▶ EXERCISE DETAILS:
Look through the data below and count each line where the word "εἶπε" appears. Reply with the count alone.

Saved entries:

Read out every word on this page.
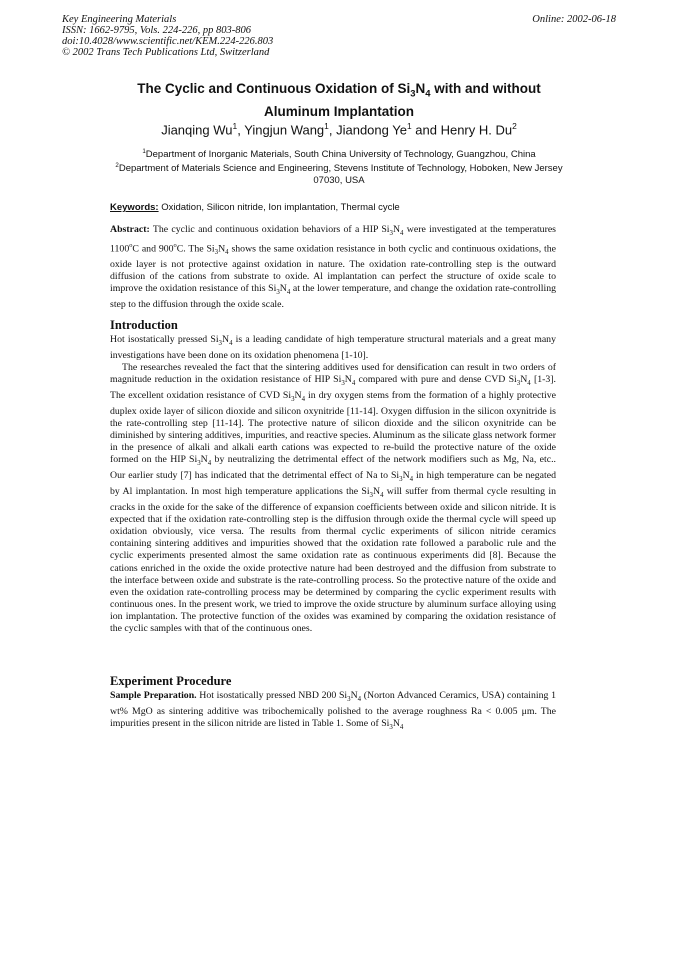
Key Engineering Materials
ISSN: 1662-9795, Vols. 224-226, pp 803-806
doi:10.4028/www.scientific.net/KEM.224-226.803
© 2002 Trans Tech Publications Ltd, Switzerland
Online: 2002-06-18
The Cyclic and Continuous Oxidation of $Si_3N_4$ with and without
Aluminum Implantation
Jianqing Wu$^1$, Yingjun Wang$^1$, Jiandong Ye$^1$ and Henry H. Du$^2$
$^1$Department of Inorganic Materials, South China University of Technology, Guangzhou, China
$^2$Department of Materials Science and Engineering, Stevens Institute of Technology, Hoboken, New Jersey 07030, USA
Keywords: Oxidation, Silicon nitride, Ion implantation, Thermal cycle

Abstract: The cyclic and continuous oxidation behaviors of a HIP $Si_3N_4$ were investigated at the temperatures 1100$^o$C and 900$^o$C. The $Si_3N_4$ shows the same oxidation resistance in both cyclic and continuous oxidations, the oxide layer is not protective against oxidation in nature. The oxidation rate-controlling step is the outward diffusion of the cations from substrate to oxide. Al implantation can perfect the structure of oxide scale to improve the oxidation resistance of this $Si_3N_4$ at the lower temperature, and change the oxidation rate-controlling step to the diffusion through the oxide scale.

Introduction

Hot isostatically pressed $Si_3N_4$ is a leading candidate of high temperature structural materials and a great many investigations have been done on its oxidation phenomena [1-10].

The researches revealed the fact that the sintering additives used for densification can result in two orders of magnitude reduction in the oxidation resistance of HIP $Si_3N_4$ compared with pure and dense CVD $Si_3N_4$ [1-3]. The excellent oxidation resistance of CVD $Si_3N_4$ in dry oxygen stems from the formation of a highly protective duplex oxide layer of silicon dioxide and silicon oxynitride [11-14]. Oxygen diffusion in the silicon oxynitride is the rate-controlling step [11-14]. The protective nature of silicon dioxide and the silicon oxynitride can be diminished by sintering additives, impurities, and reactive species. Aluminum as the silicate glass network former in the presence of alkali and alkali earth cations was expected to re-build the protective nature of the oxide formed on the HIP $Si_3N_4$ by neutralizing the detrimental effect of the network modifiers such as Mg, Na, etc.. Our earlier study [7] has indicated that the detrimental effect of Na to $Si_3N_4$ in high temperature can be negated by Al implantation. In most high temperature applications the $Si_3N_4$ will suffer from thermal cycle resulting in cracks in the oxide for the sake of the difference of expansion coefficients between oxide and silicon nitride. It is expected that if the oxidation rate-controlling step is the diffusion through oxide the thermal cycle will speed up oxidation obviously, vice versa. The results from thermal cyclic experiments of silicon nitride ceramics containing sintering additives and impurities showed that the oxidation rate followed a parabolic rule and the cyclic experiments presented almost the same oxidation rate as continuous experiments did [8]. Because the cations enriched in the oxide the oxide protective nature had been destroyed and the diffusion from substrate to the interface between oxide and substrate is the rate-controlling process. So the protective nature of the oxide and even the oxidation rate-controlling process may be determined by comparing the cyclic experiment results with continuous ones. In the present work, we tried to improve the oxide structure by aluminum surface alloying using ion implantation. The protective function of the oxides was examined by comparing the oxidation resistance of the cyclic samples with that of the continuous ones.

Experiment Procedure

Sample Preparation. Hot isostatically pressed NBD 200 $Si_3N_4$ (Norton Advanced Ceramics, USA) containing 1 wt% MgO as sintering additive was tribochemically polished to the average roughness Ra < 0.005 μm. The impurities present in the silicon nitride are listed in Table 1. Some of $Si_3N_4$
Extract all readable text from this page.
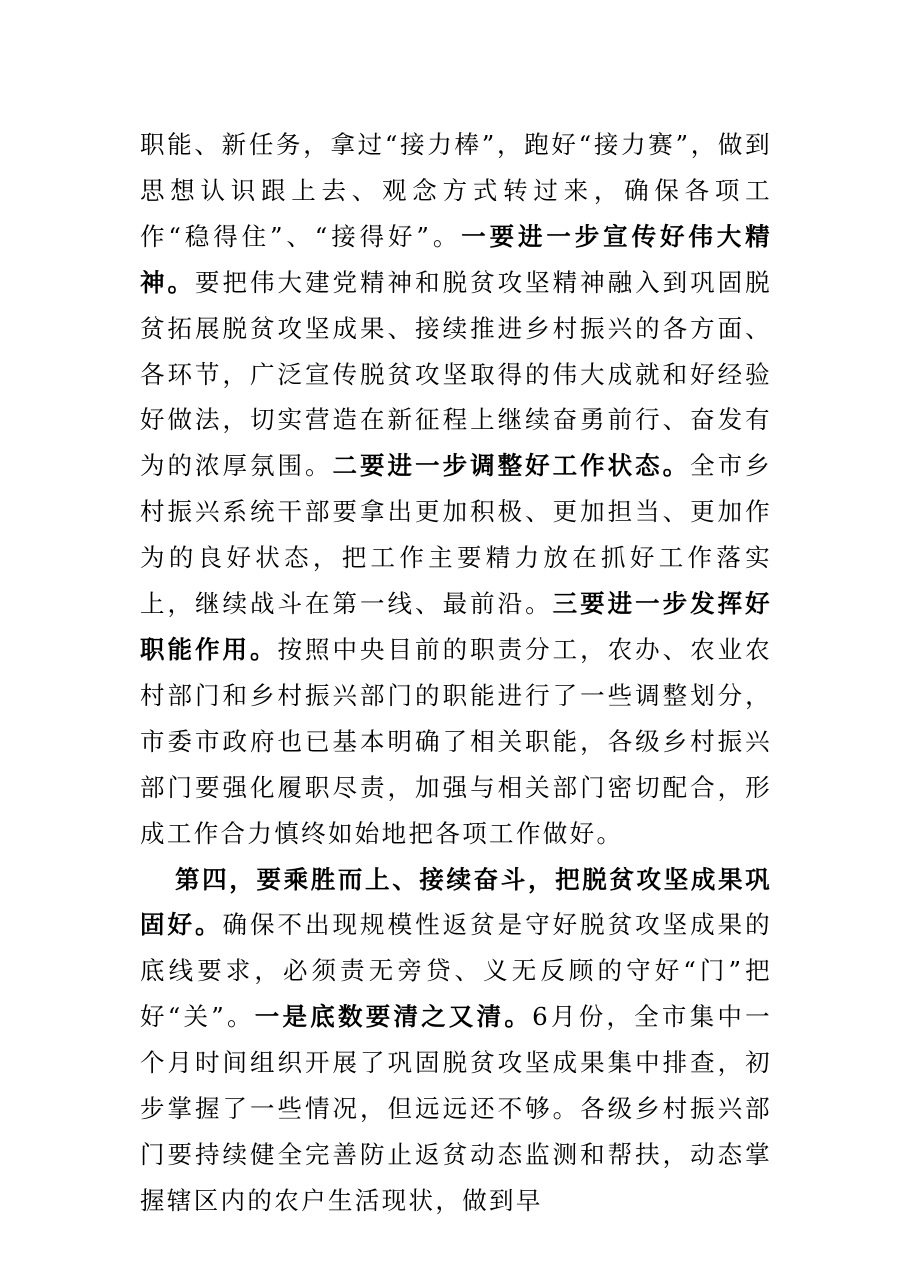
职能、新任务，拿过“接力棒”，跑好“接力赛”，做到思想认识跟上去、观念方式转过来，确保各项工作“稳得住”、“接得好”。一要进一步宣传好伟大精神。要把伟大建党精神和脱贫攻坚精神融入到巩固脱贫拓展脱贫攻坚成果、接续推进乡村振兴的各方面、各环节，广泛宣传脱贫攻坚取得的伟大成就和好经验好做法，切实营造在新征程上继续奋勇前行、奋发有为的浓厚氛围。二要进一步调整好工作状态。全市乡村振兴系统干部要拿出更加积极、更加担当、更加作为的良好状态，把工作主要精力放在抓好工作落实上，继续战斗在第一线、最前沿。三要进一步发挥好职能作用。按照中央目前的职责分工，农办、农业农村部门和乡村振兴部门的职能进行了一些调整划分，市委市政府也已基本明确了相关职能，各级乡村振兴部门要强化履职尽责，加强与相关部门密切配合，形成工作合力慎终如始地把各项工作做好。

第四，要乘胜而上、接续奋斗，把脱贫攻坚成果巩固好。确保不出现规模性返贫是守好脱贫攻坚成果的底线要求，必须责无旁贷、义无反顾的守好“门”把好“关”。一是底数要清之又清。6月份，全市集中一个月时间组织开展了巩固脱贫攻坚成果集中排查，初步掌握了一些情况，但远远还不够。各级乡村振兴部门要持续健全完善防止返贫动态监测和帮扶，动态掌握辖区内的农户生活现状，做到早
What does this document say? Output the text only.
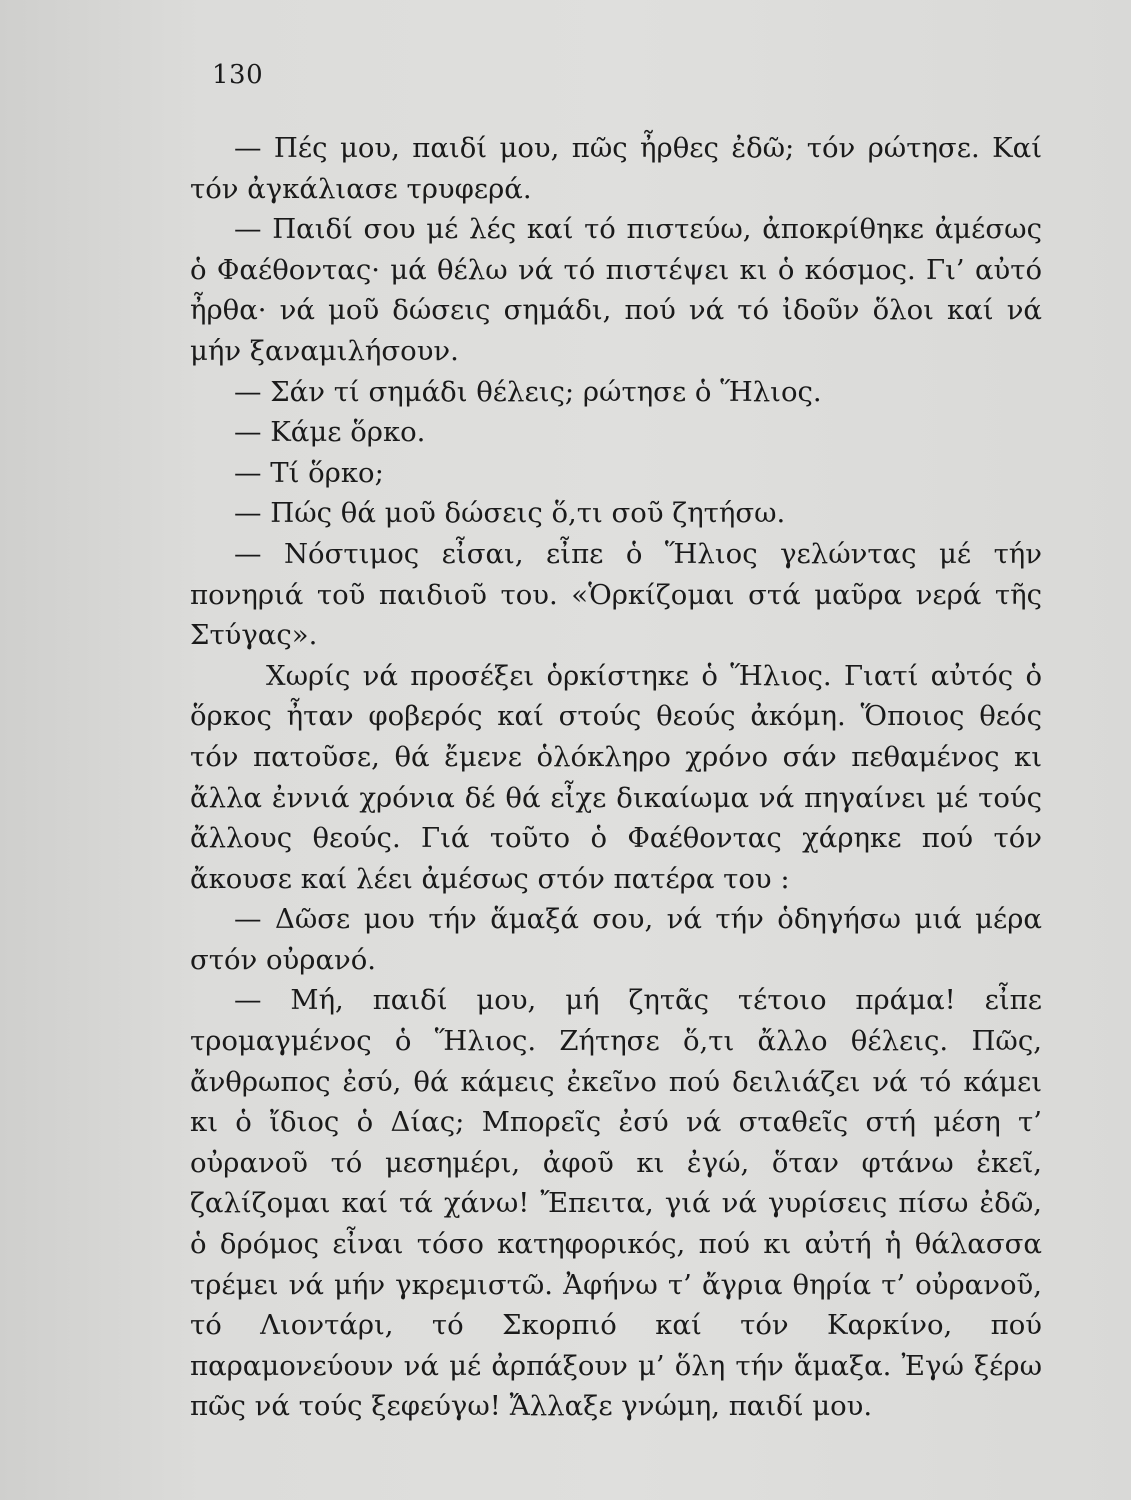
130

— Πές μου, παιδί μου, πῶς ἦρθες ἐδῶ; τόν ρώτησε. Καί τόν ἀγκάλιασε τρυφερά.

— Παιδί σου μέ λές καί τό πιστεύω, ἀποκρίθηκε ἀμέσως ὁ Φαέθοντας· μά θέλω νά τό πιστέψει κι ὁ κόσμος. Γι’ αὐτό ἦρθα· νά μοῦ δώσεις σημάδι, πού νά τό ἰδοῦν ὅλοι καί νά μήν ξαναμιλήσουν.

— Σάν τί σημάδι θέλεις; ρώτησε ὁ Ἥλιος.

— Κάμε ὅρκο.

— Τί ὅρκο;

— Πώς θά μοῦ δώσεις ὅ,τι σοῦ ζητήσω.

— Νόστιμος εἶσαι, εἶπε ὁ Ἥλιος γελώντας μέ τήν πονηριά τοῦ παιδιοῦ του. «Ὁρκίζομαι στά μαῦρα νερά τῆς Στύγας».

Χωρίς νά προσέξει ὁρκίστηκε ὁ Ἥλιος. Γιατί αὐτός ὁ ὅρκος ἦταν φοβερός καί στούς θεούς ἀκόμη. Ὅποιος θεός τόν πατοῦσε, θά ἔμενε ὁλόκληρο χρόνο σάν πεθαμένος κι ἄλλα ἐννιά χρόνια δέ θά εἶχε δικαίωμα νά πηγαίνει μέ τούς ἄλλους θεούς. Γιά τοῦτο ὁ Φαέθοντας χάρηκε πού τόν ἄκουσε καί λέει ἀμέσως στόν πατέρα του :

— Δῶσε μου τήν ἅμαξά σου, νά τήν ὁδηγήσω μιά μέρα στόν οὐρανό.

— Μή, παιδί μου, μή ζητᾶς τέτοιο πράμα! εἶπε τρομαγμένος ὁ Ἥλιος. Ζήτησε ὅ,τι ἄλλο θέλεις. Πῶς, ἄνθρωπος ἐσύ, θά κάμεις ἐκεῖνο πού δειλιάζει νά τό κάμει κι ὁ ἴδιος ὁ Δίας; Μπορεῖς ἐσύ νά σταθεῖς στή μέση τ’ οὐρανοῦ τό μεσημέρι, ἀφοῦ κι ἐγώ, ὅταν φτάνω ἐκεῖ, ζαλίζομαι καί τά χάνω! Ἔπειτα, γιά νά γυρίσεις πίσω ἐδῶ, ὁ δρόμος εἶναι τόσο κατηφορικός, πού κι αὐτή ἡ θάλασσα τρέμει νά μήν γκρεμιστῶ. Ἀφήνω τ’ ἄγρια θηρία τ’ οὐρανοῦ, τό Λιοντάρι, τό Σκορπιό καί τόν Καρκίνο, πού παραμονεύουν νά μέ ἀρπάξουν μ’ ὅλη τήν ἅμαξα. Ἐγώ ξέρω πῶς νά τούς ξεφεύγω! Ἄλλαξε γνώμη, παιδί μου.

▶ REPLY TO THE TASK:
2